SET EXERCISE: Wherever the string "color" appears in a line, extract that line.

DATA FOR PROCESSING:
_ _ _ _

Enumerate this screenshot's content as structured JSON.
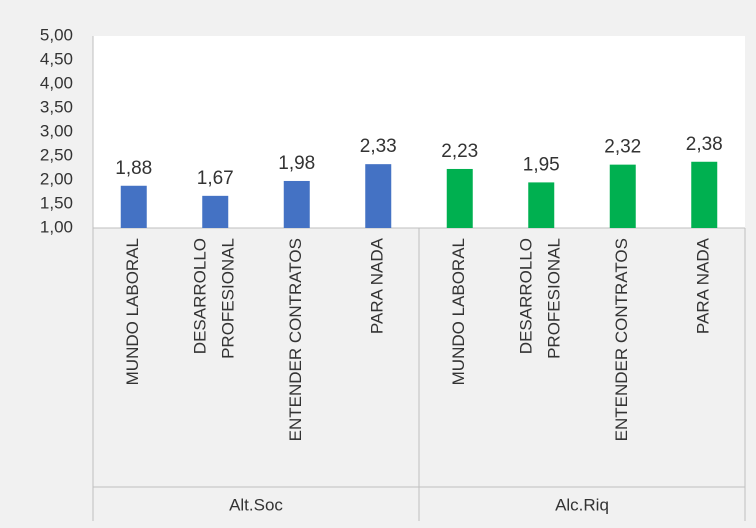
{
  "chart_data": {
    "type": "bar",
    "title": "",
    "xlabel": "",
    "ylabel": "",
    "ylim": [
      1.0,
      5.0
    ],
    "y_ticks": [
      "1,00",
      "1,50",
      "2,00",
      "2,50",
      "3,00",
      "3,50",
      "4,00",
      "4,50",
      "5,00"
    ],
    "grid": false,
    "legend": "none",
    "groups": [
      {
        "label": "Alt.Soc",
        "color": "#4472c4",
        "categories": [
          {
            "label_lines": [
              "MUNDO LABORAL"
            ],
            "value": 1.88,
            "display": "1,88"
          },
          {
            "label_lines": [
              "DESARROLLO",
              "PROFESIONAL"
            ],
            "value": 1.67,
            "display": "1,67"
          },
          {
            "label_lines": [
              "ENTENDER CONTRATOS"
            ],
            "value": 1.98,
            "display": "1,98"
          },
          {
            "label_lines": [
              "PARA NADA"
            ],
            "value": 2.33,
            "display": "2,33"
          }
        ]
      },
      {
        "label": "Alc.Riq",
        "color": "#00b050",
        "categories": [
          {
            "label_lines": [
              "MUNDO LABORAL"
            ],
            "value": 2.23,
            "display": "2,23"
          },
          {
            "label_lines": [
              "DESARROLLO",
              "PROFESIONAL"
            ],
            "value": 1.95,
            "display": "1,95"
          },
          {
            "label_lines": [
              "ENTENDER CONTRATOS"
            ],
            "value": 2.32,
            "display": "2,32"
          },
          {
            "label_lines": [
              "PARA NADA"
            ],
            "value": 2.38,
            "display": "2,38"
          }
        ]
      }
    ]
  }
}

_ _ _ _

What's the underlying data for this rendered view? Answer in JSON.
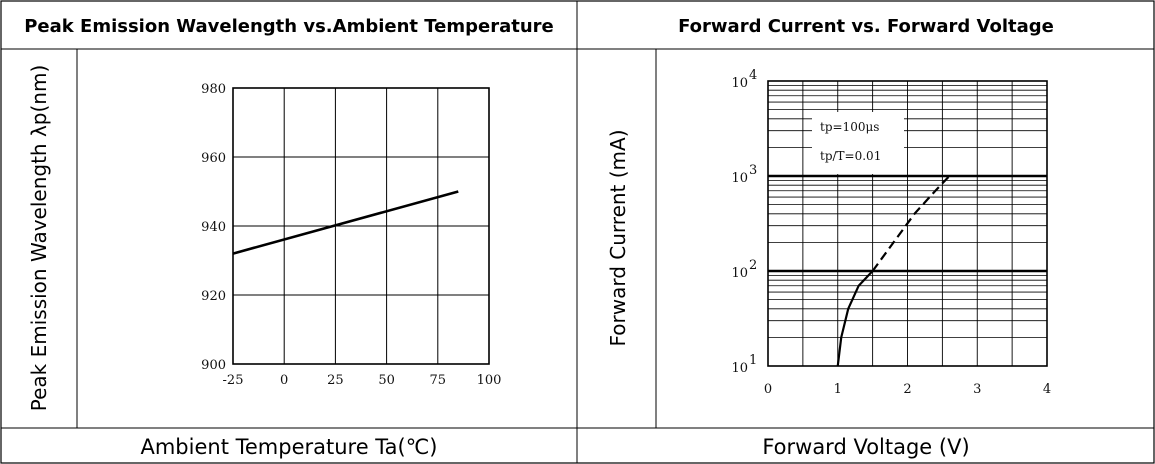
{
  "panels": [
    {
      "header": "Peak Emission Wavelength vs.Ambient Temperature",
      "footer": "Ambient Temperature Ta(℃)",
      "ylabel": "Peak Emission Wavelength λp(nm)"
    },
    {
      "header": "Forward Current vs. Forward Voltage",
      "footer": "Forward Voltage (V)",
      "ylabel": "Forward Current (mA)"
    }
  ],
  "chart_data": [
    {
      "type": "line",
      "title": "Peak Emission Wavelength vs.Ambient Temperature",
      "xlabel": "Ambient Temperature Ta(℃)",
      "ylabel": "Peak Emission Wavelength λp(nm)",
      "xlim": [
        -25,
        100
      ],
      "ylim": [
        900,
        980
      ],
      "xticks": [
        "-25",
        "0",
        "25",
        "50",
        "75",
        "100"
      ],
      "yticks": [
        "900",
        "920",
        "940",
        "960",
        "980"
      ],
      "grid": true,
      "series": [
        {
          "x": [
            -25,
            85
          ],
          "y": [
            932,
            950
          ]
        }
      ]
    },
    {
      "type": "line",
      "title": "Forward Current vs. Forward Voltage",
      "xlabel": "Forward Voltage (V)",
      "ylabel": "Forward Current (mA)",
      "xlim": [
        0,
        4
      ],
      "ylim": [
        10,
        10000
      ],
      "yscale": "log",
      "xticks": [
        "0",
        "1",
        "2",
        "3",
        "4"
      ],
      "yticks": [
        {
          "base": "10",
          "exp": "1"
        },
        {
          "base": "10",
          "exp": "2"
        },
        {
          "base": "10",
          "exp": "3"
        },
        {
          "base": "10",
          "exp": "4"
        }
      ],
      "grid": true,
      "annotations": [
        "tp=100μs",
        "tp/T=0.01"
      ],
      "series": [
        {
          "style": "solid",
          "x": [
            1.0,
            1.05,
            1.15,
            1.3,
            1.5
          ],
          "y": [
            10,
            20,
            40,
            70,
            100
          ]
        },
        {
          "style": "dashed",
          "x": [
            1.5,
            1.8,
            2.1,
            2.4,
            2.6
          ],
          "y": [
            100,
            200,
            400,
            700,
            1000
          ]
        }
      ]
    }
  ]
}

_ _ _ _

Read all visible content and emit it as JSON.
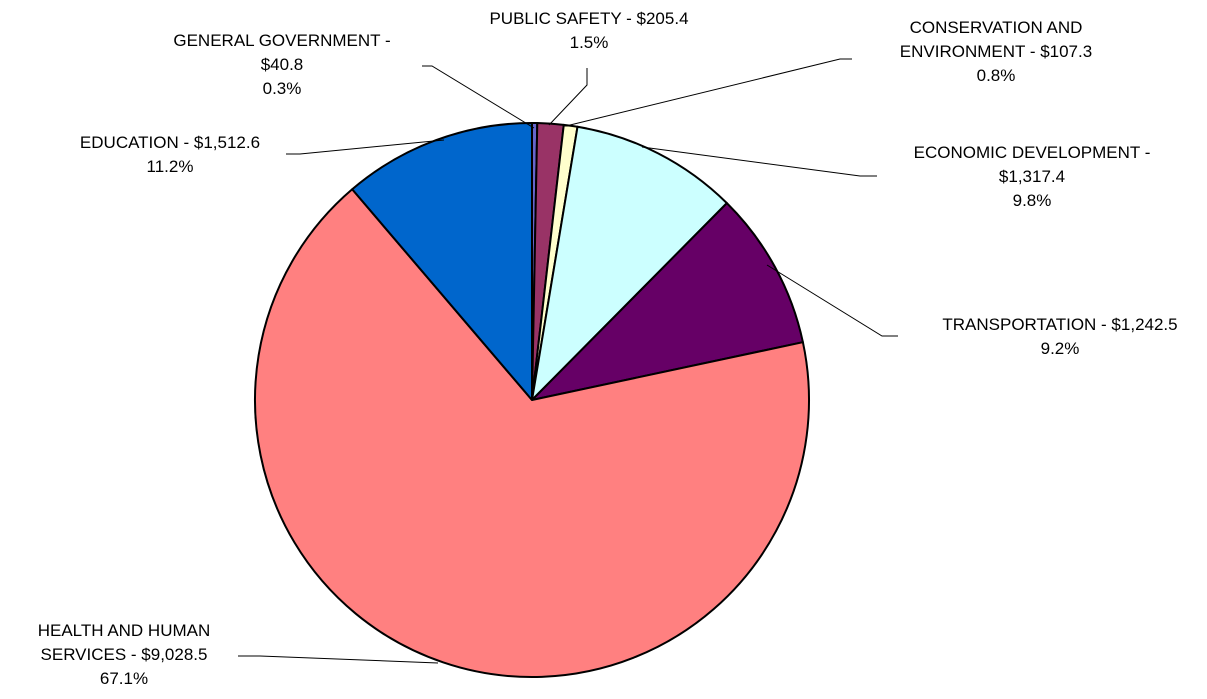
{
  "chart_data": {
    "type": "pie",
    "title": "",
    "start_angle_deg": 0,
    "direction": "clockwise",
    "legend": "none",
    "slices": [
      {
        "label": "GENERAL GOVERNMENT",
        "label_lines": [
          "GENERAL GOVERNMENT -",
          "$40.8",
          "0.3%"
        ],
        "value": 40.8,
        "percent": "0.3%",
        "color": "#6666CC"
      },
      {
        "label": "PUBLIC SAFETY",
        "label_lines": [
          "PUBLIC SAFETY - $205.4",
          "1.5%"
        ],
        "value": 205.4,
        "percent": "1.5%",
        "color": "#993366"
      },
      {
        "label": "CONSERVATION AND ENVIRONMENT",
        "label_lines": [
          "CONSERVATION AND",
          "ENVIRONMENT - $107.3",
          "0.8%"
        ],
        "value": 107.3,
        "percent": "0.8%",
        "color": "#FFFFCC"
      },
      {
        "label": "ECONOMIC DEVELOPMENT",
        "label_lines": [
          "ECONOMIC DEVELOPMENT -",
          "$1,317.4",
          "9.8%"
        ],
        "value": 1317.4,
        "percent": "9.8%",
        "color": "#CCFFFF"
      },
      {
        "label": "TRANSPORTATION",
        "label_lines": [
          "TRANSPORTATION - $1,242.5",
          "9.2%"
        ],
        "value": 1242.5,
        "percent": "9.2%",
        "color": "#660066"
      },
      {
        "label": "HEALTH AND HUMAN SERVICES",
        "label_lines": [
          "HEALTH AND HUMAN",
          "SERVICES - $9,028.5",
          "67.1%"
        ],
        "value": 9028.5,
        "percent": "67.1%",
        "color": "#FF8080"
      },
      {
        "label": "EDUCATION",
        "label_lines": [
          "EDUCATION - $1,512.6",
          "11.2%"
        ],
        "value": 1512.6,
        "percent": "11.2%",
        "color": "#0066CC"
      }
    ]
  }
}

_ _ _ _

CORRECT ANSWER:
        "color": "#4472c4",
        "color": "#00b050",
        "color": "#6666CC"
        "color": "#993366"
        "color": "#FFFFCC"
        "color": "#CCFFFF"
        "color": "#660066"
        "color": "#FF8080"
        "color": "#0066CC"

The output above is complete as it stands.